* _INSTRUCTION A_: Repeat the rows below word for word, starting with the first row and stopping after the row that contains "logo: General Blue: [16, 16, 104, 52]".

# Teamspeak coming to OS X (sort of)!



## bbloke (Oct 14, 2005)

As many will be aware, the Teamspeak crew are "working on" (*cough*) a Mac version of Teamspeak, and it should be out within a few months, they say. Mmmm. I haven't been impressed, to be honest, as Apple gave them free hardware... how long ago? years?... to assist in the development, they've had numerous offers of help from Mac users to expedite the process, offers to even contribute financially if it would speed things up, and still we've seen nothing. 

ANYWAY...  

This other guy has got fed up of waiting too and is working on an application that allows you to connect to TS servers, and it is named "TeamSpeex." It is currently in beta version, so hopefully we won't need to wait too much longer:

http://www.savvy.nl/blog/

Also in development, for those who didn't know, is a Mac version of Ventrilo. A server version currently exists, but the client is still in development:

http://www.ventrilo.com/


----------



## Damrod (Oct 14, 2005)

* _Entries drawn from a collection_:
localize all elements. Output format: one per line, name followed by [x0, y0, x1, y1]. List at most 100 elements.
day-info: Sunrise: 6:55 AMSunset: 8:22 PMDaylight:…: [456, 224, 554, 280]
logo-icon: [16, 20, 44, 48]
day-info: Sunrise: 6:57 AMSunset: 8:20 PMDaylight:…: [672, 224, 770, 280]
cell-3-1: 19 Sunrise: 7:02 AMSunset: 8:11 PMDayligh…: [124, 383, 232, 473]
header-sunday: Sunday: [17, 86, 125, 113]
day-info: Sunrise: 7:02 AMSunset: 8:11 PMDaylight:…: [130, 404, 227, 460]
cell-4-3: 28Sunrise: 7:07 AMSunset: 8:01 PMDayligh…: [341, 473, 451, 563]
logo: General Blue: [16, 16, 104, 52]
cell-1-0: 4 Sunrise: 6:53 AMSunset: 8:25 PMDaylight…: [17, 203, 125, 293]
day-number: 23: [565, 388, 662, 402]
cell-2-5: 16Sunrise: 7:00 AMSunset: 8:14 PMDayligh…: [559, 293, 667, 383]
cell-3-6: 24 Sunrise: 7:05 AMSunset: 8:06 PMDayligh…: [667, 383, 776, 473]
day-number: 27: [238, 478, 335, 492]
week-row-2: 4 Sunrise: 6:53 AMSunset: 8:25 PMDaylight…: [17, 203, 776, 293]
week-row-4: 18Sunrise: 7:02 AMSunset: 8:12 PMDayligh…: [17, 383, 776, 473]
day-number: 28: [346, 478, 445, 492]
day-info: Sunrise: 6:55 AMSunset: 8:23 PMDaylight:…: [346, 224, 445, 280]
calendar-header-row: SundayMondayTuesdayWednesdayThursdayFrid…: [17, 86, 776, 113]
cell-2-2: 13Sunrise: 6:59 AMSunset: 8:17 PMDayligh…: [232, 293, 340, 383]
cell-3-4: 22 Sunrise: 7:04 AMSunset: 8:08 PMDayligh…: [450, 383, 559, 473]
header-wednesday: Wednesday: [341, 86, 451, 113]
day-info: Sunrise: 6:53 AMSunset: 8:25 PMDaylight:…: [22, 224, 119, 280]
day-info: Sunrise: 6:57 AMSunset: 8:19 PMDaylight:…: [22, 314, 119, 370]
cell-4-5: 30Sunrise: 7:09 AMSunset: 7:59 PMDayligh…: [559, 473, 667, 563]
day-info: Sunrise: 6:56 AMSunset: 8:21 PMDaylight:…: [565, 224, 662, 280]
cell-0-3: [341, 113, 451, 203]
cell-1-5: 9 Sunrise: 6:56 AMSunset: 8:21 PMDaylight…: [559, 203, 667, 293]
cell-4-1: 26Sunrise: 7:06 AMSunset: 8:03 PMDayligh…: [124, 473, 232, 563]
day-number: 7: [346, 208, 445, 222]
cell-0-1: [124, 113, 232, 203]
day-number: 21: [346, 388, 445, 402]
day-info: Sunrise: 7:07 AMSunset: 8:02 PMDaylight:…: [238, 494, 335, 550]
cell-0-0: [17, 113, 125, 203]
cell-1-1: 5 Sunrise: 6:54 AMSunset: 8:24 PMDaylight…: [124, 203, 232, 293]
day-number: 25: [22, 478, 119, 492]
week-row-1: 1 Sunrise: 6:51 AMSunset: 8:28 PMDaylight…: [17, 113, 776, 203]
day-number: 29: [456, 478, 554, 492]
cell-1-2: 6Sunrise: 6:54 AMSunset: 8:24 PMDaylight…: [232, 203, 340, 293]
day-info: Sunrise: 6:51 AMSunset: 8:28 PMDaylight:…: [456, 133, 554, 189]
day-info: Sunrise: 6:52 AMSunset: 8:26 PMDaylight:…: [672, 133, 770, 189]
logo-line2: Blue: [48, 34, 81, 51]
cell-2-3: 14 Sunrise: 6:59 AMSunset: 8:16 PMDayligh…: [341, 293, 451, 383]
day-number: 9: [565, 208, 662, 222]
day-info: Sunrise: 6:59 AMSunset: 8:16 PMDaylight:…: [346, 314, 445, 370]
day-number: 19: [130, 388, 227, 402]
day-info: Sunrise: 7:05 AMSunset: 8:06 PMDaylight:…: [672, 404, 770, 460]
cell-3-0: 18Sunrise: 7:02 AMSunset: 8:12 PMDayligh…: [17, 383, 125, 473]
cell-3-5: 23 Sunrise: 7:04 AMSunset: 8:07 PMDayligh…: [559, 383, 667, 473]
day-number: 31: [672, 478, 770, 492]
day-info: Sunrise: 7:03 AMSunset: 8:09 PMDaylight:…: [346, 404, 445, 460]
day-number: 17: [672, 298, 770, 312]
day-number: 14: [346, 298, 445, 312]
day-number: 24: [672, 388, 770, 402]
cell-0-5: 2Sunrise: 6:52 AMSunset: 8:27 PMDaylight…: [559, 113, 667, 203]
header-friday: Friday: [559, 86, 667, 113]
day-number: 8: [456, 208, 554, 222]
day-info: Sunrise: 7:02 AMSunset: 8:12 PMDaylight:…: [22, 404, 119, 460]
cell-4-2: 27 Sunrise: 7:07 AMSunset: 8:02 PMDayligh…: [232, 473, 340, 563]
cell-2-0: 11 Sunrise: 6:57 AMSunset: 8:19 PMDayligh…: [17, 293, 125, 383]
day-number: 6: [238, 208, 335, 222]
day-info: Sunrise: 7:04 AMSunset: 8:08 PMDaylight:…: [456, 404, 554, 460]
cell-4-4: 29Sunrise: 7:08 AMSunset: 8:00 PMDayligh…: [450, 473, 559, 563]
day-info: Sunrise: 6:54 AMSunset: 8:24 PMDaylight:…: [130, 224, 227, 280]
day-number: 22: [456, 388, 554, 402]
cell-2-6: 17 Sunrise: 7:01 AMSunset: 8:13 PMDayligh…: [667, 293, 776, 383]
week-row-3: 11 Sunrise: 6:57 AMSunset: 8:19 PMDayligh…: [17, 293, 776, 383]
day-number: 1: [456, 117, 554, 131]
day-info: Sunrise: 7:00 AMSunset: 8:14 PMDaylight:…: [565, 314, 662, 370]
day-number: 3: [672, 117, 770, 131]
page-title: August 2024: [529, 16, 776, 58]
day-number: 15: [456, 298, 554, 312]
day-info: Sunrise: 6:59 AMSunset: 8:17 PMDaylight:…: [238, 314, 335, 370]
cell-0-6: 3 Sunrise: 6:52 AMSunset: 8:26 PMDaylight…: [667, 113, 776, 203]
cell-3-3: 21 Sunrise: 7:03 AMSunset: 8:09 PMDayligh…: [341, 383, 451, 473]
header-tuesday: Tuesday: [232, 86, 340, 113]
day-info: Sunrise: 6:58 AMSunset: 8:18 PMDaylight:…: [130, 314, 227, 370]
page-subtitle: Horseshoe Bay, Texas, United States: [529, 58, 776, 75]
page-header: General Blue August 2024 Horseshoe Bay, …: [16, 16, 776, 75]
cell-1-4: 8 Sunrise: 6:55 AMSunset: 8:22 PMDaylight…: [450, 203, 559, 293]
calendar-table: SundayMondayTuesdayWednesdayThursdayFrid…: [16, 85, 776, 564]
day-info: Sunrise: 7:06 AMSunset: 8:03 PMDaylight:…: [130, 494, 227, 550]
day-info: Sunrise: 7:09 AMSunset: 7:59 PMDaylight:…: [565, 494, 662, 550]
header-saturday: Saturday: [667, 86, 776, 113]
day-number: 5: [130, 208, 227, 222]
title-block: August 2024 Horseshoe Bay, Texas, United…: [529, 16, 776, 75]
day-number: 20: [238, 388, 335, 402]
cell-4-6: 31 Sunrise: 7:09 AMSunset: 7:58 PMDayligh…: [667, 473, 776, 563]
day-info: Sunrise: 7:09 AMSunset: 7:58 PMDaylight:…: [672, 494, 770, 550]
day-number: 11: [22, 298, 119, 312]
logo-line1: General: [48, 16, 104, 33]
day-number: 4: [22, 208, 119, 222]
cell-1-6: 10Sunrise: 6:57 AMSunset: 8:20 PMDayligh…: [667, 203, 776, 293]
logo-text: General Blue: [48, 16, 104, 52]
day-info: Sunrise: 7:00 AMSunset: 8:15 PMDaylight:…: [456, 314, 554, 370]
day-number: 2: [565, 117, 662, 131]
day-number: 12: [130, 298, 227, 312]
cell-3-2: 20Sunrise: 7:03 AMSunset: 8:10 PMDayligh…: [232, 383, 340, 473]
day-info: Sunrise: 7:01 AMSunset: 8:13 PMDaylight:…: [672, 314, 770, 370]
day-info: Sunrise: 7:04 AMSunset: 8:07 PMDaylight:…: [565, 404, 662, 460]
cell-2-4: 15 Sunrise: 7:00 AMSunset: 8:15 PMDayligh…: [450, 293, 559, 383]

* _INSTRUCTION B_: Reproduce the passage of the Teamspeak thread above character for character, starting at "Also in development, for" and stopping after "Damrod (Oct 14, 2005)".

* _PROBLEM SOLUTION A_:
localize all elements. Output format: one per line, name followed by [x0, y0, x1, y1]. List at most 100 elements.
day-info: Sunrise: 6:55 AMSunset: 8:22 PMDaylight:…: [456, 224, 554, 280]
logo-icon: [16, 20, 44, 48]
day-info: Sunrise: 6:57 AMSunset: 8:20 PMDaylight:…: [672, 224, 770, 280]
cell-3-1: 19 Sunrise: 7:02 AMSunset: 8:11 PMDayligh…: [124, 383, 232, 473]
header-sunday: Sunday: [17, 86, 125, 113]
day-info: Sunrise: 7:02 AMSunset: 8:11 PMDaylight:…: [130, 404, 227, 460]
cell-4-3: 28Sunrise: 7:07 AMSunset: 8:01 PMDayligh…: [341, 473, 451, 563]
logo: General Blue: [16, 16, 104, 52]

* _PROBLEM SOLUTION B_:
Also in development, for those who didn't know, is a Mac version of Ventrilo. A server version currently exists, but the client is still in development:

http://www.ventrilo.com/


----------



## Damrod (Oct 14, 2005)